■ **Requirements**:
Can you write out the entries word for word, from the first line up to and including the line with "admin-user-label: 管理员 admin"?

┄┄┄┄┄┄

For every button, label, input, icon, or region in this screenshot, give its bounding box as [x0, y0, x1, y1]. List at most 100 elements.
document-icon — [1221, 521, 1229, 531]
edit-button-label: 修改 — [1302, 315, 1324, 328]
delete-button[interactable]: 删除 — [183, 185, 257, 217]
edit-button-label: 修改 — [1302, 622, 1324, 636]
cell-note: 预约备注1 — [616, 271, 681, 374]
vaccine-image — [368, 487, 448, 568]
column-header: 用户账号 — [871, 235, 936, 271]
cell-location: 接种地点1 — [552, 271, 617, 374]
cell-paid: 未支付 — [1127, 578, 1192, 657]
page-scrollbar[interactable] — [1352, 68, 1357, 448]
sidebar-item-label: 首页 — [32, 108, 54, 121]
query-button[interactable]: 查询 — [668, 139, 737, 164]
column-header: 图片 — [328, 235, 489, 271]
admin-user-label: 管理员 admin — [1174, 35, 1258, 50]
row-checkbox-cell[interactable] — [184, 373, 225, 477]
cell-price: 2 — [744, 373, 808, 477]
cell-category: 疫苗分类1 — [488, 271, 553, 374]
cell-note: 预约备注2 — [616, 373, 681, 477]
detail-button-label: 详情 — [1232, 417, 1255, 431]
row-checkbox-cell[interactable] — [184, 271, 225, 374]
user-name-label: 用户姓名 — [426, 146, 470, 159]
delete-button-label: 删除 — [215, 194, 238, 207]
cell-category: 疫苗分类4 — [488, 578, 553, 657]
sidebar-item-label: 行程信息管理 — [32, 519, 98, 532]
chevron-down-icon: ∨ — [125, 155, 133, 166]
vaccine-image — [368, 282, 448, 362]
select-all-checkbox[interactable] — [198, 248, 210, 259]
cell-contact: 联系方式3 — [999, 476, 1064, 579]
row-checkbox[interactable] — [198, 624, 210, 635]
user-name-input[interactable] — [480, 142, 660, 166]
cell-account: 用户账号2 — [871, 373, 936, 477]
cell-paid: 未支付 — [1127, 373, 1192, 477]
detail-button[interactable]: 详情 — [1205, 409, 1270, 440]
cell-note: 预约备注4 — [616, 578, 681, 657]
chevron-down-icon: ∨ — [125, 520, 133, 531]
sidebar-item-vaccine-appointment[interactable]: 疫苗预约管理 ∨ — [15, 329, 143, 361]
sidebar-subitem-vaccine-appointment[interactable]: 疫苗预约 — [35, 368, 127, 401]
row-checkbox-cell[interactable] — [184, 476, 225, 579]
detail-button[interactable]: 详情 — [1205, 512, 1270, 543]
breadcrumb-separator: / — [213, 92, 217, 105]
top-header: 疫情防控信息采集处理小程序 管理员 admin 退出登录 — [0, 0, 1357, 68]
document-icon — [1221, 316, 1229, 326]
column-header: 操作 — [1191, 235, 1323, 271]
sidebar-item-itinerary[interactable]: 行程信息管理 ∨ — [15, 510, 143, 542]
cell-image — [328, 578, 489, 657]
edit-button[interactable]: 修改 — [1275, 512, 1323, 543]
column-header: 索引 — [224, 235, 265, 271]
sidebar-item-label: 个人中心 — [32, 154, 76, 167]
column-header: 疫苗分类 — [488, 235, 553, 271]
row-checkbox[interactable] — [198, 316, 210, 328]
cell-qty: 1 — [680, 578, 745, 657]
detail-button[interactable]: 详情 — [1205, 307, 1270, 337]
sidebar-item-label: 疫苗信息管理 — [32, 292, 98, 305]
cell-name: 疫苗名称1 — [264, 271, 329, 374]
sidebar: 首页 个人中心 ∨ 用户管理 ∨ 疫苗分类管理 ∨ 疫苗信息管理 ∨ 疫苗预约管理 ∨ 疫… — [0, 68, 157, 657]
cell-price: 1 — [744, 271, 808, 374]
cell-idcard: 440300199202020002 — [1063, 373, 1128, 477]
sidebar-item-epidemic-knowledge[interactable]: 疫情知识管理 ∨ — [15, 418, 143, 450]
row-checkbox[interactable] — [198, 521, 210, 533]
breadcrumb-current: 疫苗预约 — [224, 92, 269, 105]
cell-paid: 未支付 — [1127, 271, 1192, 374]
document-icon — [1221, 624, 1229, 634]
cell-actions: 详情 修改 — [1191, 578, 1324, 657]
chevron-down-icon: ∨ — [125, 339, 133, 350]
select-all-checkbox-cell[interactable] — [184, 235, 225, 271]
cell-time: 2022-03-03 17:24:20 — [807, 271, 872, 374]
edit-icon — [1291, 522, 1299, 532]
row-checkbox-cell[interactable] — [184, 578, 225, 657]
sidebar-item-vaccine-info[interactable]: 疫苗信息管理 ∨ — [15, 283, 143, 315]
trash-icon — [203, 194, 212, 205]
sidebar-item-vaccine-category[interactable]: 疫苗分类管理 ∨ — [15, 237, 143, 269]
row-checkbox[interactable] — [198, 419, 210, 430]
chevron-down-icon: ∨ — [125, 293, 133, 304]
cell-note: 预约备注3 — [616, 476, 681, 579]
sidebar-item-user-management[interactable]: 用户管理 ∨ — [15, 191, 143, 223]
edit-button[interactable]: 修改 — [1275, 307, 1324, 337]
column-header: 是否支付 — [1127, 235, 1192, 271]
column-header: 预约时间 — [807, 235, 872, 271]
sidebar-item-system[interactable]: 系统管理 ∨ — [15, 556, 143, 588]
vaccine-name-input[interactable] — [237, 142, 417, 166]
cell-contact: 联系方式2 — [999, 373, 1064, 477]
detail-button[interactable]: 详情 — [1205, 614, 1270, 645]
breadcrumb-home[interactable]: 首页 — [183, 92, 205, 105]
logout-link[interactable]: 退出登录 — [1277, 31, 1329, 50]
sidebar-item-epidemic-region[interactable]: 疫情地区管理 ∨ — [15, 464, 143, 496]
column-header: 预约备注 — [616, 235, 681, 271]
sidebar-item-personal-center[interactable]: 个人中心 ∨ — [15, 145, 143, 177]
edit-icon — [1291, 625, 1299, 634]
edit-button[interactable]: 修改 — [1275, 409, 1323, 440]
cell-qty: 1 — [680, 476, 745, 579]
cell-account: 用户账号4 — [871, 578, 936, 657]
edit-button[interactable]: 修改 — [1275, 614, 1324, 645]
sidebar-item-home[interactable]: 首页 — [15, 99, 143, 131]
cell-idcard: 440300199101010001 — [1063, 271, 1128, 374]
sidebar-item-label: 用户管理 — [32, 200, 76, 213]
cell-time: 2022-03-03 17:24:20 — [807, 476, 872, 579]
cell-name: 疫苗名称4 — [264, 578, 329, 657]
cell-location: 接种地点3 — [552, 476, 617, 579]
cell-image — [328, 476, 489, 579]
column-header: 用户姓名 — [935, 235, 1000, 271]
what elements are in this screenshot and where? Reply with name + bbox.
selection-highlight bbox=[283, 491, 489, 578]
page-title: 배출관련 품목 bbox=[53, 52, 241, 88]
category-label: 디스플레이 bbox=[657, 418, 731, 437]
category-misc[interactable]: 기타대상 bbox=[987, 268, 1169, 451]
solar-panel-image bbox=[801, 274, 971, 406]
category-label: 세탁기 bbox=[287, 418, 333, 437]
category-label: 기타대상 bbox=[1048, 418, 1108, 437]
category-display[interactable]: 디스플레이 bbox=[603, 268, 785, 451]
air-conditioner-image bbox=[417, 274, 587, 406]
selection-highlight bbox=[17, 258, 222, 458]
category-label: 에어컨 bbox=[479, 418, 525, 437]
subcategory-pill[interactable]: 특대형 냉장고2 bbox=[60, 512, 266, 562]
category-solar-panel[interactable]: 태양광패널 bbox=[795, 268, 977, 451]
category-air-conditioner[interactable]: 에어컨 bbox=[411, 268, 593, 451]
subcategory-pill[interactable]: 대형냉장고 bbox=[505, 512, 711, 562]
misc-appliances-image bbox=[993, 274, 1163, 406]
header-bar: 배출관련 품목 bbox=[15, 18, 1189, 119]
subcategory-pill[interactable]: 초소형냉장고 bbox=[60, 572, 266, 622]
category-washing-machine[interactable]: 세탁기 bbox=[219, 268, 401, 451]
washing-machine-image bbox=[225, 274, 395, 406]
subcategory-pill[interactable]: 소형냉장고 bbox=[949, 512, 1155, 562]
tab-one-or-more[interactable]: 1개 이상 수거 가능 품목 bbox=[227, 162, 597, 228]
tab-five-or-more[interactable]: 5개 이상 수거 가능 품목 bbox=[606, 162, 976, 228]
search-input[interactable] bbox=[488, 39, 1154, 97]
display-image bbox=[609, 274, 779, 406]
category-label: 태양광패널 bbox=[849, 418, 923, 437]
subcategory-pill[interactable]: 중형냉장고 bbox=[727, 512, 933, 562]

┄┄┄┄┄┄

■ **Full output**:
For every button, label, input, icon, or region in this screenshot, give its bounding box as [x0, y0, x1, y1]. List at most 100 elements.
document-icon — [1221, 521, 1229, 531]
edit-button-label: 修改 — [1302, 315, 1324, 328]
delete-button[interactable]: 删除 — [183, 185, 257, 217]
edit-button-label: 修改 — [1302, 622, 1324, 636]
cell-note: 预约备注1 — [616, 271, 681, 374]
vaccine-image — [368, 487, 448, 568]
column-header: 用户账号 — [871, 235, 936, 271]
cell-location: 接种地点1 — [552, 271, 617, 374]
cell-paid: 未支付 — [1127, 578, 1192, 657]
page-scrollbar[interactable] — [1352, 68, 1357, 448]
sidebar-item-label: 首页 — [32, 108, 54, 121]
query-button[interactable]: 查询 — [668, 139, 737, 164]
column-header: 图片 — [328, 235, 489, 271]
admin-user-label: 管理员 admin — [1174, 35, 1258, 50]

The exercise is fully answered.